Copy each line below in which the string "name" occurs.

>> Begin SUPPLIED RECORDS

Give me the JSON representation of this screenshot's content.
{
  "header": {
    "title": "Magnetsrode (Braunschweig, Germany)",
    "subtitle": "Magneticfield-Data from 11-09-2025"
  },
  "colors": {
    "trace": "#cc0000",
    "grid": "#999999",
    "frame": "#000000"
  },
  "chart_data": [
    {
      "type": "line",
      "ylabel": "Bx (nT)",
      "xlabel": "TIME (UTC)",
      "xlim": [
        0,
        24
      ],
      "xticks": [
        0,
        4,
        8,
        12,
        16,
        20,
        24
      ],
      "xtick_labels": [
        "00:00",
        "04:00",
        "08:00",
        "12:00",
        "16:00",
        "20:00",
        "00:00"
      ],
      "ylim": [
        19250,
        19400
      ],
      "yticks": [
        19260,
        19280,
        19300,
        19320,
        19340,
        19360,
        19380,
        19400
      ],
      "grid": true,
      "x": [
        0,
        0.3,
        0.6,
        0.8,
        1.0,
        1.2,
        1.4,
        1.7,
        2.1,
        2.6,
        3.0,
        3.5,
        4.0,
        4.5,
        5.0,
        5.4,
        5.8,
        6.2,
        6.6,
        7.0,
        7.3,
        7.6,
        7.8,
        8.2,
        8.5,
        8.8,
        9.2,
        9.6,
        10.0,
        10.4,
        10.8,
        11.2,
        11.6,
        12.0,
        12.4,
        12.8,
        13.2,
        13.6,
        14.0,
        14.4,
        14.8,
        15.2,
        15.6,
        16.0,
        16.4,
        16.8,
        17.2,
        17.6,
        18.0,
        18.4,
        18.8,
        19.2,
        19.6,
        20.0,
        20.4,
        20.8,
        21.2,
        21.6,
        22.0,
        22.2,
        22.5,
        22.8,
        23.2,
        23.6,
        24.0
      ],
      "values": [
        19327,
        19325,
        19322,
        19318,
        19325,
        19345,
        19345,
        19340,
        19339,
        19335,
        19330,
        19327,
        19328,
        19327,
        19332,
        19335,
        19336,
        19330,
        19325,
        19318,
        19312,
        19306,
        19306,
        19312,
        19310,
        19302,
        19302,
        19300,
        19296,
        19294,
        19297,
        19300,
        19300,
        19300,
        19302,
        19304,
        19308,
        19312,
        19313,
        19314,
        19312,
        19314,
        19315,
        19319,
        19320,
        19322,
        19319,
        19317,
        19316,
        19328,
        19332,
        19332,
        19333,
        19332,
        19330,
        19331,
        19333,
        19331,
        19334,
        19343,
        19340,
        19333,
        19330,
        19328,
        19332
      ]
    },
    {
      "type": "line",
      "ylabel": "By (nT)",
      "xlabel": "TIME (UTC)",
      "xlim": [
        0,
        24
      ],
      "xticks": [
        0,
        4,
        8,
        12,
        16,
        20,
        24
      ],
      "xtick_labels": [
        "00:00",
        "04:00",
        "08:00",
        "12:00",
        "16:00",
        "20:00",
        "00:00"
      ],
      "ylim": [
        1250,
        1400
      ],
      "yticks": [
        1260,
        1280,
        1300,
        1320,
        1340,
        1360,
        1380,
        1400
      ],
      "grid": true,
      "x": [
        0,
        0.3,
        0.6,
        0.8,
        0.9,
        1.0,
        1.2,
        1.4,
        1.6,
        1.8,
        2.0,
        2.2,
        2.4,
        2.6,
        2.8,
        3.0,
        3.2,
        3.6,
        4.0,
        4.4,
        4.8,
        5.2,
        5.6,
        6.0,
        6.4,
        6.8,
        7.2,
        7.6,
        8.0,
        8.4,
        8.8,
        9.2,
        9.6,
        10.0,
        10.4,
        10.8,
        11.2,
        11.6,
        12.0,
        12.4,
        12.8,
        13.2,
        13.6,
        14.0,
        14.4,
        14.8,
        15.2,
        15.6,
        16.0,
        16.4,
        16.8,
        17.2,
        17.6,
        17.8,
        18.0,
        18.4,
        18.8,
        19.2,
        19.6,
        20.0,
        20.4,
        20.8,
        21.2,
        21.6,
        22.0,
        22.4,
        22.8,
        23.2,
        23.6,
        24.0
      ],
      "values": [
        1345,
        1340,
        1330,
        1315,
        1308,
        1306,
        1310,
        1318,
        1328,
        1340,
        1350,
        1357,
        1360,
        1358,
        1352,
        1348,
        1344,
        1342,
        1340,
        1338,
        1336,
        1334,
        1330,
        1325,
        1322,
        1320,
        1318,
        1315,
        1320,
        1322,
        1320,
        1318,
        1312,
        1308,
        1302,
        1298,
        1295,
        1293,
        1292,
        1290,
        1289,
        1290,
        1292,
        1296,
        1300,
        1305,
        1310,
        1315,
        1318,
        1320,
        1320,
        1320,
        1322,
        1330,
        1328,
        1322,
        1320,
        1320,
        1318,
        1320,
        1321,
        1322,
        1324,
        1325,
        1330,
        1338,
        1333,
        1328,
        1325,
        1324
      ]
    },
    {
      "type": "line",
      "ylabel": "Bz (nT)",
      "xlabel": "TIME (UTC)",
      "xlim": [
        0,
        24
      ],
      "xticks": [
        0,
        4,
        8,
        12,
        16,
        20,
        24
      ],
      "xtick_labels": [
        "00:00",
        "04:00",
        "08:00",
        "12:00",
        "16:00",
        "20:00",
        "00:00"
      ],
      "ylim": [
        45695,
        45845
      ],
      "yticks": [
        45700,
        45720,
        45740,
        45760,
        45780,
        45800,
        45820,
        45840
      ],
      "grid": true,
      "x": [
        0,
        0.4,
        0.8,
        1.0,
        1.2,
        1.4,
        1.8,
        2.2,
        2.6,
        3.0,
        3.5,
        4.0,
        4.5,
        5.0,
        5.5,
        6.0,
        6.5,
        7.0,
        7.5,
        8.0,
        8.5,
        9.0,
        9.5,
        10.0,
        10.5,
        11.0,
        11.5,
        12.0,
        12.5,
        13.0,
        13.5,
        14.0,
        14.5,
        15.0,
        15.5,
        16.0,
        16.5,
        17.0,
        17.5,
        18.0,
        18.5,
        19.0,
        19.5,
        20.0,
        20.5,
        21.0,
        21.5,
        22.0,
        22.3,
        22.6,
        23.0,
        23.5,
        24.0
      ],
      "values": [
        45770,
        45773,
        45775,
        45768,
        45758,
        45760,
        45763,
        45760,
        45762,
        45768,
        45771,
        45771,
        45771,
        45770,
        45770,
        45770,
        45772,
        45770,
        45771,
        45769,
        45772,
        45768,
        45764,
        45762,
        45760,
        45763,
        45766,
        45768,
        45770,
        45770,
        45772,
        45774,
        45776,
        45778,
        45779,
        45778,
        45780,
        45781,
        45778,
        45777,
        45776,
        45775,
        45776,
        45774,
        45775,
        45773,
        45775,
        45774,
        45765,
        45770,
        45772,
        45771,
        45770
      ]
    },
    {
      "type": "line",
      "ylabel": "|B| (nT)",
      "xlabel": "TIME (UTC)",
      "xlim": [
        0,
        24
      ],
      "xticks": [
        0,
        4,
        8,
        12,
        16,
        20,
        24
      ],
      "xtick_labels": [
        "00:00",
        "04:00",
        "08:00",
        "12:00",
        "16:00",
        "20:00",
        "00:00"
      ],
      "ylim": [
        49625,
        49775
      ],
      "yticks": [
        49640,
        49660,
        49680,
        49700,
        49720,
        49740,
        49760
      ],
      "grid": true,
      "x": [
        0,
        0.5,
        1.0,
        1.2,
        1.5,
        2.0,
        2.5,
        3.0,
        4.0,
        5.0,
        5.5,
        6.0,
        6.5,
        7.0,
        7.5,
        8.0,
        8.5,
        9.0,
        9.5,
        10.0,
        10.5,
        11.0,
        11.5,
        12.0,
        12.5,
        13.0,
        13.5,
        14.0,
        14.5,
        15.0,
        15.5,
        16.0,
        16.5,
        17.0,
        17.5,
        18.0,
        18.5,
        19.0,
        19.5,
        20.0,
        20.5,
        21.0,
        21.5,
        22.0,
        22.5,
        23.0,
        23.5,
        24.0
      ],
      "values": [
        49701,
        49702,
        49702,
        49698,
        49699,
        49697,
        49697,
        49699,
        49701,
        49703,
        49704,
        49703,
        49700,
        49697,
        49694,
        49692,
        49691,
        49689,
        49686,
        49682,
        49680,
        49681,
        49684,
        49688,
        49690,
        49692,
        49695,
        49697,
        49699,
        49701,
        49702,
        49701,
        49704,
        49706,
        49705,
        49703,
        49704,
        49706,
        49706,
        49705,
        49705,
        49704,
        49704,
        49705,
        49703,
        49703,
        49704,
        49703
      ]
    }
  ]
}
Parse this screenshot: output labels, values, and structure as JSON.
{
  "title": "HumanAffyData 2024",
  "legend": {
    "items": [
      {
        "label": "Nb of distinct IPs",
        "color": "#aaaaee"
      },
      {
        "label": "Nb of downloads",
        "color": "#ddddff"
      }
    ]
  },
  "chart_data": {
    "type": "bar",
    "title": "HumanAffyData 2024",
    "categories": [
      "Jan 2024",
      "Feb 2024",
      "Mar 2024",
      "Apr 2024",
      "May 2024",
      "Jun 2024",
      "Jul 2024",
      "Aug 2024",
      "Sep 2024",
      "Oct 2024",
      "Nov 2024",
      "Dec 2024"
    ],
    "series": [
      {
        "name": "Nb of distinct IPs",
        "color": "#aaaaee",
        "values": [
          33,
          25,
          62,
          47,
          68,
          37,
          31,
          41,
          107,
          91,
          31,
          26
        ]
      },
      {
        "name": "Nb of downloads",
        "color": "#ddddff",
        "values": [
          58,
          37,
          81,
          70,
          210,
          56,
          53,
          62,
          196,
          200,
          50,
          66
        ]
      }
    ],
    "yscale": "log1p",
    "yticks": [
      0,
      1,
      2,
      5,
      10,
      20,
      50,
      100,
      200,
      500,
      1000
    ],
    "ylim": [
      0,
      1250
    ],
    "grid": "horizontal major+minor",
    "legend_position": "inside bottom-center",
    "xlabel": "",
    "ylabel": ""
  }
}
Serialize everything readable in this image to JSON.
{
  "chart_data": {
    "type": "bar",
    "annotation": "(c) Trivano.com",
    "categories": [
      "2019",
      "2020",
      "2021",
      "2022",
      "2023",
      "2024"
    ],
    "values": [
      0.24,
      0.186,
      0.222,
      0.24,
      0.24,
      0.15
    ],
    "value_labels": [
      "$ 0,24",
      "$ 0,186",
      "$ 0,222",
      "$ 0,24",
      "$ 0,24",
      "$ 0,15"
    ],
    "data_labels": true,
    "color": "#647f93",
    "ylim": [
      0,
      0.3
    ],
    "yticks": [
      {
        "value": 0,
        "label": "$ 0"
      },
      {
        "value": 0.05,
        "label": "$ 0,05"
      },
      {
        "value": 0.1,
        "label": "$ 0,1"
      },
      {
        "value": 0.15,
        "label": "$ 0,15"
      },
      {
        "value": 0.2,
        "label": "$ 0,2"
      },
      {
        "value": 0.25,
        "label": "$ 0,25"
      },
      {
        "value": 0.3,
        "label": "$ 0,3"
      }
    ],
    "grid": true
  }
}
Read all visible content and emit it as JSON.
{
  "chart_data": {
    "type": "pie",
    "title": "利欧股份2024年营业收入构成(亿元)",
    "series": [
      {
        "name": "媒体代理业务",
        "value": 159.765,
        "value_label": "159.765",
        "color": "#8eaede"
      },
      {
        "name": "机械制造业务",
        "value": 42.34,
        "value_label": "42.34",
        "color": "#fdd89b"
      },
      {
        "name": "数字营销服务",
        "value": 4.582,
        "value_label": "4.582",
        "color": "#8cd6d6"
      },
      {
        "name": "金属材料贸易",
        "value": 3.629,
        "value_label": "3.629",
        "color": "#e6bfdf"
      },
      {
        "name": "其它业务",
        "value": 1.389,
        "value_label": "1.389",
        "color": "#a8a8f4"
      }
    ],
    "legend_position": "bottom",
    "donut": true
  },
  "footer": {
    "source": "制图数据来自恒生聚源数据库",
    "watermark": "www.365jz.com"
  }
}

>> End SUPPLIED RECORDS

▶ [FULL ANSWER]:
        "name": "Nb of distinct IPs",
        "name": "Nb of downloads",
        "name": "媒体代理业务",
        "name": "机械制造业务",
        "name": "数字营销服务",
        "name": "金属材料贸易",
        "name": "其它业务",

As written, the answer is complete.